##### PROVIDED ENTRIES #####

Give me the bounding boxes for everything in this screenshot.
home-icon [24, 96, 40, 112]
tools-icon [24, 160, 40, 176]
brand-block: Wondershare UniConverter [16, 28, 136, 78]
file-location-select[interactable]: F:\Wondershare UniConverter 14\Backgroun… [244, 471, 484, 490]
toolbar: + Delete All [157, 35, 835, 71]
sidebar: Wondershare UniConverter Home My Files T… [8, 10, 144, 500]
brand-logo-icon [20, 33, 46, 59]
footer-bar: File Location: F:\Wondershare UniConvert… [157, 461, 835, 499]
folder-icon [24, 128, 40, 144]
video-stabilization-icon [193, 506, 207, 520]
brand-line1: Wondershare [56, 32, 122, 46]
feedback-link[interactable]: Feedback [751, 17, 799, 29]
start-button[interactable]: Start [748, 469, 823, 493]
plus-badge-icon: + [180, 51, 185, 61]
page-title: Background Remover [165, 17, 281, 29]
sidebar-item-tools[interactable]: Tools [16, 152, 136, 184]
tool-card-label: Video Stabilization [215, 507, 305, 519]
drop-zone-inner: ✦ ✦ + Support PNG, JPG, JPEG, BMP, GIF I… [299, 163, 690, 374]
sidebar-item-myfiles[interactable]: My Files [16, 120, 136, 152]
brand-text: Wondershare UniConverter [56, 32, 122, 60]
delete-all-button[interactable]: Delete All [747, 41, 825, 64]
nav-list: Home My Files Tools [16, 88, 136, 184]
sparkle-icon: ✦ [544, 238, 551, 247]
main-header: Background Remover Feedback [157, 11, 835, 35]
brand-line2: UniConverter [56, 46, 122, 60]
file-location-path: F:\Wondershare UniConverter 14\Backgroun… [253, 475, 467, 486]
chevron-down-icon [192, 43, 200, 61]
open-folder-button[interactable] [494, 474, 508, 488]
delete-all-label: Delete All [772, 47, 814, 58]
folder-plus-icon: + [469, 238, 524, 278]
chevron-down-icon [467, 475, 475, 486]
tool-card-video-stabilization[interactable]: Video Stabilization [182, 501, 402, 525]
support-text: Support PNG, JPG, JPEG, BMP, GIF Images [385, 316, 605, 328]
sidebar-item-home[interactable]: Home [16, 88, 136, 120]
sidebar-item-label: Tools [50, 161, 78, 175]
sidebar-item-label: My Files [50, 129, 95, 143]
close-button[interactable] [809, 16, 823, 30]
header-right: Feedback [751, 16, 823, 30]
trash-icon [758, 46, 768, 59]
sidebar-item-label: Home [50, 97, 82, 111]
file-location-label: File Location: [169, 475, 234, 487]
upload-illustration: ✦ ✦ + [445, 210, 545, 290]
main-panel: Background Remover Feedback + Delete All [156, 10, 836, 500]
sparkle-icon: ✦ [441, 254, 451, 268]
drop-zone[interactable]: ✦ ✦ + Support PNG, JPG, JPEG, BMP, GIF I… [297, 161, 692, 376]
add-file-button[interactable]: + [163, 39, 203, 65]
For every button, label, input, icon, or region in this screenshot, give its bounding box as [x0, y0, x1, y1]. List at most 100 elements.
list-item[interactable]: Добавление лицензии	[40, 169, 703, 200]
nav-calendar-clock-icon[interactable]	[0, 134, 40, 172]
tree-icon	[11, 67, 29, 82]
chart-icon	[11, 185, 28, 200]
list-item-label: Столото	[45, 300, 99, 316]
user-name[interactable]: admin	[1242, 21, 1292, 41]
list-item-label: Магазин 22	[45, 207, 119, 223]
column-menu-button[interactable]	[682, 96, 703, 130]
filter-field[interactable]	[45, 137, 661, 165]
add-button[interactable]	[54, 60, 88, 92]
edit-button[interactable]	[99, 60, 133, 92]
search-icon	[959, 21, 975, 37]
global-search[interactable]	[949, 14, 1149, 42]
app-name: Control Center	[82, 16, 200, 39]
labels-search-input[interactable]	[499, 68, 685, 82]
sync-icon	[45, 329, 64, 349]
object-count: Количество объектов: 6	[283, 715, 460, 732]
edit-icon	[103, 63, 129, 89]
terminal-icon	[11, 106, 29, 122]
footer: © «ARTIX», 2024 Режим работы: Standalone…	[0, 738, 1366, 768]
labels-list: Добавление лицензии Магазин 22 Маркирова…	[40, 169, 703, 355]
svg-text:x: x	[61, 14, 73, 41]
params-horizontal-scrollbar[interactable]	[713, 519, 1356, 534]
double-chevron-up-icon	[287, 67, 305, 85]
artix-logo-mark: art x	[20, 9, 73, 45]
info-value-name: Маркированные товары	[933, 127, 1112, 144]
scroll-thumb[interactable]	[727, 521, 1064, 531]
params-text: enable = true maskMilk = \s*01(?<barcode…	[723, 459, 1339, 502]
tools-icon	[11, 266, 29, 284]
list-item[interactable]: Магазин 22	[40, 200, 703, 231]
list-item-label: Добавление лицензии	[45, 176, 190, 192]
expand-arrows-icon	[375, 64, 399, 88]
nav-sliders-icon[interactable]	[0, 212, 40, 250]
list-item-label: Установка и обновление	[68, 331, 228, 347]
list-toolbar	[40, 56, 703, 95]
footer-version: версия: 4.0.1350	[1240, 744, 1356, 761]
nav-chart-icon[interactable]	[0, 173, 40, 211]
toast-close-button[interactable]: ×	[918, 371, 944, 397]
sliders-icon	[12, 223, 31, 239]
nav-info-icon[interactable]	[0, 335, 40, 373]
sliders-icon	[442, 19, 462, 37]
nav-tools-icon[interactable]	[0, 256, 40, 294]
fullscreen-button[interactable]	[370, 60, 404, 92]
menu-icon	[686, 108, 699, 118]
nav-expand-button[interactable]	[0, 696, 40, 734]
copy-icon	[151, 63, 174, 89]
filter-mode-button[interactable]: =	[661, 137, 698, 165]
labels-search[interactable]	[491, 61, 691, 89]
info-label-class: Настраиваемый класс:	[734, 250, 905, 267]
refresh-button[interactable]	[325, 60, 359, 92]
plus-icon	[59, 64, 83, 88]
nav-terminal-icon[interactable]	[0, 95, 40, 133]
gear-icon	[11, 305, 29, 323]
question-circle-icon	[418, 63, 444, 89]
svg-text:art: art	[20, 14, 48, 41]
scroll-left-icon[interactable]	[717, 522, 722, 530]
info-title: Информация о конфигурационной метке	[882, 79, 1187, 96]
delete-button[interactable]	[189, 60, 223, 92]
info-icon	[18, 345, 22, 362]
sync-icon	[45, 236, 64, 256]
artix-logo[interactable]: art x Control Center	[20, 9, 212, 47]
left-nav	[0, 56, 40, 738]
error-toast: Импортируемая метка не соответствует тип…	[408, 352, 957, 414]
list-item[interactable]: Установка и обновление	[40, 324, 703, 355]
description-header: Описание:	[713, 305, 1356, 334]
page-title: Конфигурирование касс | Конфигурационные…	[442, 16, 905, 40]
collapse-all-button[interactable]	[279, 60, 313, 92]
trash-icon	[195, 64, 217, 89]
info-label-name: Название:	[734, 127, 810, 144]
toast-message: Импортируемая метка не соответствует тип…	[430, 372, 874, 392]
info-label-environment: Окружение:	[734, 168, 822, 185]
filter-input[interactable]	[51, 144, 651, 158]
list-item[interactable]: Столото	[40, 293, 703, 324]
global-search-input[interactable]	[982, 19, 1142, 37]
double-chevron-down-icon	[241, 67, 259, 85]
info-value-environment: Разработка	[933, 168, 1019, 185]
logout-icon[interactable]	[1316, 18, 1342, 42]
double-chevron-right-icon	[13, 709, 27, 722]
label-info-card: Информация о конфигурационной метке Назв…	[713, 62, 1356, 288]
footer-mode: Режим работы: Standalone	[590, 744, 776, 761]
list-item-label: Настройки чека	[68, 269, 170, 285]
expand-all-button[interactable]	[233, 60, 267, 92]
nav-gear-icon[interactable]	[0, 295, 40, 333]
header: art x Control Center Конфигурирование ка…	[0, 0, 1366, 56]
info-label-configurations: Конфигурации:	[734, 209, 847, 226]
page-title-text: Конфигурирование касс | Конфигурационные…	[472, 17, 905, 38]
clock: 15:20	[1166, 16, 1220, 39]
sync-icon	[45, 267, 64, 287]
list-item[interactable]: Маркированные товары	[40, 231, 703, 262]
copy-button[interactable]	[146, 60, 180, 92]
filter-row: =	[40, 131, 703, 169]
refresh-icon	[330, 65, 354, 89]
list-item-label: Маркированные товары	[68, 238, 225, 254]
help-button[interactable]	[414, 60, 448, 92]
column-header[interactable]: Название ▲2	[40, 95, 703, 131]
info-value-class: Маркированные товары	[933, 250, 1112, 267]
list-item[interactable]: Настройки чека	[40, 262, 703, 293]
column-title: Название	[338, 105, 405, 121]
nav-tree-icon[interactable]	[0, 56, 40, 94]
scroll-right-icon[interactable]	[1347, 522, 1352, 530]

#####

WHAT YOU SHOULD DO:
Starting at the first line of the items and ending at the line that contains "brand-logo-icon [20, 33, 46, 59]", with both of those lines included, give them as a numbered list and leave out any blank lines.

FINISHED EXERCISE:
1. Give me the bounding boxes for everything in this screenshot.
2. home-icon [24, 96, 40, 112]
3. tools-icon [24, 160, 40, 176]
4. brand-block: Wondershare UniConverter [16, 28, 136, 78]
5. file-location-select[interactable]: F:\Wondershare UniConverter 14\Backgroun… [244, 471, 484, 490]
6. toolbar: + Delete All [157, 35, 835, 71]
7. sidebar: Wondershare UniConverter Home My Files T… [8, 10, 144, 500]
8. brand-logo-icon [20, 33, 46, 59]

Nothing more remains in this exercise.